* [REQUIRED ACTIONS]
1 - Write out the part of the health care post between "I see much of" and "facing most Americans.", inclusive.
2 - Answer these questions from the health care post:
(a) How many years of teaching, researching, and delivering health access does the writer mention?
(b) Which outlet does the writer call informative?
(c) How does the author of the new piece see herself and others?
3 - For each statement, say whether it agrees with the health care post. Give yes or no and quote the words that decide it.
(a) The writer found much interest in the perspectives they embrace.
(b) The writer expects the situation to get worse.
(c) The writer is usually satisfied with what comes from health care journalists.

====== SOURCE DOCUMENT

Talk About Unpaid Stressed and Abused For Decades

When a journalist wakes up the the real world, there are great opportunities. But can the journalist manage to capture the perspectives needed to truly understand the reality of health care delivery?

I enjoy the variety of information that I allow to access me. Sometimes there is amusement. At other times I see the best of humanity or try to turn off the worst. In the health care area, I am usually frustrated with what rises to the surface, particularly from health care journalists.

A few years back I tried to do more work in this area. I found that there was not much interest from the perspectives that I embrace - local care, health access, care where needed, and preparing health professionals for these areas. I thought that the experiences of 30 years of teaching, researching, and delivering health access would be valuable - since the nation has long been drifting away from health access, local, care where needed.

It took years for the decades of habits and experiences to peel back before I could see more clearly. Those attempting to pass on the information that we seek, do not have decades of experiences or much reflective thought.

Vox has been informative and a new piece describe the challenges of those attempting to care for a troubling and persistent condition. This is not new as the New York Time has had a number of provocative pieces including some where the journalist let passion get beyond journalistic sense.

This author sees herself and others as unpaid, stressed, and abused. I do hope that she resolves her problems.  I hope that she can learn beyond her situation to see the situations facing many if not most Americans now or in the near future.

I see much of primary care, mental health, and basic service delivery as much the same. It will even get worse because of the numerous journalists that help foundations, institutions, and government promote their solutions - solutions that are not a fit with the reality facing most Americans.

============
====== RECORDED DATA

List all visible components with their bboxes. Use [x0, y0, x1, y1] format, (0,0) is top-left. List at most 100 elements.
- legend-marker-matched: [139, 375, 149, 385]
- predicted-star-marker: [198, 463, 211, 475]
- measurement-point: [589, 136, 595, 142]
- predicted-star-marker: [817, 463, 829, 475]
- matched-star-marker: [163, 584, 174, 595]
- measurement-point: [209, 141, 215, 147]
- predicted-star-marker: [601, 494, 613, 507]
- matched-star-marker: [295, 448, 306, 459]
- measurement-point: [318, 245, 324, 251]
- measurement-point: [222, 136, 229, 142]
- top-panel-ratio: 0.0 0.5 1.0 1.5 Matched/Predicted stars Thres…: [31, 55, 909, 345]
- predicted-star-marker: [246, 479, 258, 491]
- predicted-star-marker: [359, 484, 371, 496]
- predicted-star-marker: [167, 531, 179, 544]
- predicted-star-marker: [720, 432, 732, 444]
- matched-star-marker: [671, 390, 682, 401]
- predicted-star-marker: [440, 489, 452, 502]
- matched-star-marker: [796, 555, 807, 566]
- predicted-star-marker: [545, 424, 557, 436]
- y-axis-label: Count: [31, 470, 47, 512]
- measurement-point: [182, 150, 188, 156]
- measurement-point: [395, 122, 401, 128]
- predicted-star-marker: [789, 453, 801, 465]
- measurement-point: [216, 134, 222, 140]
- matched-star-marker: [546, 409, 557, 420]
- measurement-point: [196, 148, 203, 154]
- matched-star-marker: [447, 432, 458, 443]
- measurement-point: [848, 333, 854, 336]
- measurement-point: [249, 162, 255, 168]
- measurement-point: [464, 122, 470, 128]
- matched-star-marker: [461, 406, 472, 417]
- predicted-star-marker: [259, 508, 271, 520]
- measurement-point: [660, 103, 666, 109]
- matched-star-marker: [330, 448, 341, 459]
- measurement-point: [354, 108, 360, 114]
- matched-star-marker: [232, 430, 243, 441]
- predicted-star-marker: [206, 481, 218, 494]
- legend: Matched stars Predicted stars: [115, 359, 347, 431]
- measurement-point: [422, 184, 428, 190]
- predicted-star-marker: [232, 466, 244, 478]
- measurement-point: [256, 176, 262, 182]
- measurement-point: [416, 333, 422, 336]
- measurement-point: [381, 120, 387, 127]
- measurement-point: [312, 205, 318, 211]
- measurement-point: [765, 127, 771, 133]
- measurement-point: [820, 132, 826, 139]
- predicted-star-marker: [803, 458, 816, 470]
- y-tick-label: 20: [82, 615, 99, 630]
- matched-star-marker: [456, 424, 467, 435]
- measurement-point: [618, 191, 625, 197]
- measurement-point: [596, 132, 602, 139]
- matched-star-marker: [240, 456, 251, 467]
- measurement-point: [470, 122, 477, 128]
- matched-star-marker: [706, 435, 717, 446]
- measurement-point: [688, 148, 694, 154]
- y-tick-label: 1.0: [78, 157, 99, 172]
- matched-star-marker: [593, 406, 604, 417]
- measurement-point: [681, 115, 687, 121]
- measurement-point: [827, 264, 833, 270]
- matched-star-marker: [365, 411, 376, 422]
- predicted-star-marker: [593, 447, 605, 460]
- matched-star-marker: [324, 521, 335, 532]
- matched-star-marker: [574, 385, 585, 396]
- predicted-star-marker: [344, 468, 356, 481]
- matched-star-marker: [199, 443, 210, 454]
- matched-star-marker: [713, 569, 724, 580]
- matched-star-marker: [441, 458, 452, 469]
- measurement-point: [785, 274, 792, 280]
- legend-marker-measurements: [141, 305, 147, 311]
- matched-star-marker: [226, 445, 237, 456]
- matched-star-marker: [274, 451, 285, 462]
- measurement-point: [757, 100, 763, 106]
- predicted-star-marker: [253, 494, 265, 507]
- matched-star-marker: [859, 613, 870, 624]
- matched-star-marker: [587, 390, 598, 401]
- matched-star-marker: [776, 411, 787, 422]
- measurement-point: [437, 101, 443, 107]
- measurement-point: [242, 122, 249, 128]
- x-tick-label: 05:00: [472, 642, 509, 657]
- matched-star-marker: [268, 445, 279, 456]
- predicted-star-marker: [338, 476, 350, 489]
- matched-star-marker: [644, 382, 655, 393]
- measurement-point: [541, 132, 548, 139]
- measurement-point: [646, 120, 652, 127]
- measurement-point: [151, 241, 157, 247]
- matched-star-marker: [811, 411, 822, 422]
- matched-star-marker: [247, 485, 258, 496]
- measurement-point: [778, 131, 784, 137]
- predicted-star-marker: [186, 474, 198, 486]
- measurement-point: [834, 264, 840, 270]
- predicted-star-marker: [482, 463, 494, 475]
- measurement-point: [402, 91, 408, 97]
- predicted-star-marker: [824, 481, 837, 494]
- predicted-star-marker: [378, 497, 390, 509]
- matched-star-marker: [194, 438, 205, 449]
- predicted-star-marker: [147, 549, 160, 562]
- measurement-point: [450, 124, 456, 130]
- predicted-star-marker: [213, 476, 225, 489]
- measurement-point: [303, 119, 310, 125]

============

* [RESPONSES PER TASK]
1 -
I see much of primary care, mental health, and basic service delivery as much the same. It will even get worse because of the numerous journalists that help foundations, institutions, and government promote their solutions - solutions that are not a fit with the reality facing most Americans.

2 -
(a) 30 years
(b) Vox
(c) As unpaid, stressed, and abused

3 -
(a) No: "I found that there was not much interest from the perspectives that I embrace"
(b) Yes: "It will even get worse because of the numerous journalists that help foundations, institutions, and government promote their solutions"
(c) No: "I am usually frustrated with what rises to the surface, particularly from health care journalists."